* Job: The entire listing is to be repeated verbatim.

═════ Raw data

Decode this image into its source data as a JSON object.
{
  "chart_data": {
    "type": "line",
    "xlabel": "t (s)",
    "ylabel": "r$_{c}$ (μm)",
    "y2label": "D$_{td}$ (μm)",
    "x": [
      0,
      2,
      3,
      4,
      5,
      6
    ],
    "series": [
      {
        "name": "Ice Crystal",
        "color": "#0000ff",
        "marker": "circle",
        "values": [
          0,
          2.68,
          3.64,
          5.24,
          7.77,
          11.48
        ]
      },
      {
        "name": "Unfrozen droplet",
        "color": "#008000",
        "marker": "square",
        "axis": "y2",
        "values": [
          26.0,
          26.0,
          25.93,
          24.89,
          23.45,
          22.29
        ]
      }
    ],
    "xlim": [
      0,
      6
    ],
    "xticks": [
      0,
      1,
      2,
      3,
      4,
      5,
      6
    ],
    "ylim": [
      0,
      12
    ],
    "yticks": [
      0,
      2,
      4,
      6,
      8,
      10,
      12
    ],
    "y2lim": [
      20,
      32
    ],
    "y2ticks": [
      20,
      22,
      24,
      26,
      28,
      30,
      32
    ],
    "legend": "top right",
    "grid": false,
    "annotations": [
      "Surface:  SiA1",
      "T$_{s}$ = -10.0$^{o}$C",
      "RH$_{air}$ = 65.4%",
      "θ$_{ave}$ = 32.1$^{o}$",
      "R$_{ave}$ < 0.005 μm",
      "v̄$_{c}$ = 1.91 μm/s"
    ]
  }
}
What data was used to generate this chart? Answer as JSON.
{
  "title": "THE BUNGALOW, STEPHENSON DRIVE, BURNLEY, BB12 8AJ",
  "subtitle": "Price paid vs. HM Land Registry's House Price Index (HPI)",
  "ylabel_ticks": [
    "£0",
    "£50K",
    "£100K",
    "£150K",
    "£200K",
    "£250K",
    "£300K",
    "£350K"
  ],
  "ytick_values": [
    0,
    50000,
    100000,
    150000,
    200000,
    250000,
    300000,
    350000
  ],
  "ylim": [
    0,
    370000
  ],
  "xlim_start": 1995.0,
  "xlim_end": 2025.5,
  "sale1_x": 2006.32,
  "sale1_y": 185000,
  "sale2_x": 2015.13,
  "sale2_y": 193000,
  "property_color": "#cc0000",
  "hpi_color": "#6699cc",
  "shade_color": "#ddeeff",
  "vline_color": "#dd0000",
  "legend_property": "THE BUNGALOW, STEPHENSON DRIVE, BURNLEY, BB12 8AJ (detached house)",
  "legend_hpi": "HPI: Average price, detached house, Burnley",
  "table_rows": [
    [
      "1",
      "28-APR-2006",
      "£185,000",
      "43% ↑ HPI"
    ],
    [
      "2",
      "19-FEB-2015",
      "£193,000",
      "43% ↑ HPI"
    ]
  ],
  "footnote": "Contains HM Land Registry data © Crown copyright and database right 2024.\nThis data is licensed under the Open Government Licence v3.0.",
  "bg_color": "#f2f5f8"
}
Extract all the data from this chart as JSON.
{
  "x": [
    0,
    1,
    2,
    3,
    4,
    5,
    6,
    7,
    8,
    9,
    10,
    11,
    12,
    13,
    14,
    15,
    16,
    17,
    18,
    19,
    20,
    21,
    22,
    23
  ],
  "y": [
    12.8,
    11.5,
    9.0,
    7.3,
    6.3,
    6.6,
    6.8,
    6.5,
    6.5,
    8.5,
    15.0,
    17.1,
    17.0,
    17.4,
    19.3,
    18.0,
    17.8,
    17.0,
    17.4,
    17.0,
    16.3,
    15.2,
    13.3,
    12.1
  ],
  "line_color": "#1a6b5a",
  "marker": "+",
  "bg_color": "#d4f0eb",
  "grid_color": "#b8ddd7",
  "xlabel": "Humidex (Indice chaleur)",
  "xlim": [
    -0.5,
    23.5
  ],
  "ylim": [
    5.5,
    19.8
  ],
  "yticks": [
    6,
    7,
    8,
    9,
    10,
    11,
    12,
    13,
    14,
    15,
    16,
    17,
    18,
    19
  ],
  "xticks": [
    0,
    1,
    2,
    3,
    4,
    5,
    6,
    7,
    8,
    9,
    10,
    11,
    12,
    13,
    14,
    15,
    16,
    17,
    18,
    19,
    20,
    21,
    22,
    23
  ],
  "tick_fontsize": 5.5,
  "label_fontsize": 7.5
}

══════════

* Output of the exercise:
Decode this image into its source data as a JSON object.
{
  "chart_data": {
    "type": "line",
    "xlabel": "t (s)",
    "ylabel": "r$_{c}$ (μm)",
    "y2label": "D$_{td}$ (μm)",
    "x": [
      0,
      2,
      3,
      4,
      5,
      6
    ],
    "series": [
      {
        "name": "Ice Crystal",
        "color": "#0000ff",
        "marker": "circle",
        "values": [
          0,
          2.68,
          3.64,
          5.24,
          7.77,
          11.48
        ]
      },
      {
        "name": "Unfrozen droplet",
        "color": "#008000",
        "marker": "square",
        "axis": "y2",
        "values": [
          26.0,
          26.0,
          25.93,
          24.89,
          23.45,
          22.29
        ]
      }
    ],
    "xlim": [
      0,
      6
    ],
    "xticks": [
      0,
      1,
      2,
      3,
      4,
      5,
      6
    ],
    "ylim": [
      0,
      12
    ],
    "yticks": [
      0,
      2,
      4,
      6,
      8,
      10,
      12
    ],
    "y2lim": [
      20,
      32
    ],
    "y2ticks": [
      20,
      22,
      24,
      26,
      28,
      30,
      32
    ],
    "legend": "top right",
    "grid": false,
    "annotations": [
      "Surface:  SiA1",
      "T$_{s}$ = -10.0$^{o}$C",
      "RH$_{air}$ = 65.4%",
      "θ$_{ave}$ = 32.1$^{o}$",
      "R$_{ave}$ < 0.005 μm",
      "v̄$_{c}$ = 1.91 μm/s"
    ]
  }
}
What data was used to generate this chart? Answer as JSON.
{
  "title": "THE BUNGALOW, STEPHENSON DRIVE, BURNLEY, BB12 8AJ",
  "subtitle": "Price paid vs. HM Land Registry's House Price Index (HPI)",
  "ylabel_ticks": [
    "£0",
    "£50K",
    "£100K",
    "£150K",
    "£200K",
    "£250K",
    "£300K",
    "£350K"
  ],
  "ytick_values": [
    0,
    50000,
    100000,
    150000,
    200000,
    250000,
    300000,
    350000
  ],
  "ylim": [
    0,
    370000
  ],
  "xlim_start": 1995.0,
  "xlim_end": 2025.5,
  "sale1_x": 2006.32,
  "sale1_y": 185000,
  "sale2_x": 2015.13,
  "sale2_y": 193000,
  "property_color": "#cc0000",
  "hpi_color": "#6699cc",
  "shade_color": "#ddeeff",
  "vline_color": "#dd0000",
  "legend_property": "THE BUNGALOW, STEPHENSON DRIVE, BURNLEY, BB12 8AJ (detached house)",
  "legend_hpi": "HPI: Average price, detached house, Burnley",
  "table_rows": [
    [
      "1",
      "28-APR-2006",
      "£185,000",
      "43% ↑ HPI"
    ],
    [
      "2",
      "19-FEB-2015",
      "£193,000",
      "43% ↑ HPI"
    ]
  ],
  "footnote": "Contains HM Land Registry data © Crown copyright and database right 2024.\nThis data is licensed under the Open Government Licence v3.0.",
  "bg_color": "#f2f5f8"
}
Extract all the data from this chart as JSON.
{
  "x": [
    0,
    1,
    2,
    3,
    4,
    5,
    6,
    7,
    8,
    9,
    10,
    11,
    12,
    13,
    14,
    15,
    16,
    17,
    18,
    19,
    20,
    21,
    22,
    23
  ],
  "y": [
    12.8,
    11.5,
    9.0,
    7.3,
    6.3,
    6.6,
    6.8,
    6.5,
    6.5,
    8.5,
    15.0,
    17.1,
    17.0,
    17.4,
    19.3,
    18.0,
    17.8,
    17.0,
    17.4,
    17.0,
    16.3,
    15.2,
    13.3,
    12.1
  ],
  "line_color": "#1a6b5a",
  "marker": "+",
  "bg_color": "#d4f0eb",
  "grid_color": "#b8ddd7",
  "xlabel": "Humidex (Indice chaleur)",
  "xlim": [
    -0.5,
    23.5
  ],
  "ylim": [
    5.5,
    19.8
  ],
  "yticks": [
    6,
    7,
    8,
    9,
    10,
    11,
    12,
    13,
    14,
    15,
    16,
    17,
    18,
    19
  ],
  "xticks": [
    0,
    1,
    2,
    3,
    4,
    5,
    6,
    7,
    8,
    9,
    10,
    11,
    12,
    13,
    14,
    15,
    16,
    17,
    18,
    19,
    20,
    21,
    22,
    23
  ],
  "tick_fontsize": 5.5,
  "label_fontsize": 7.5
}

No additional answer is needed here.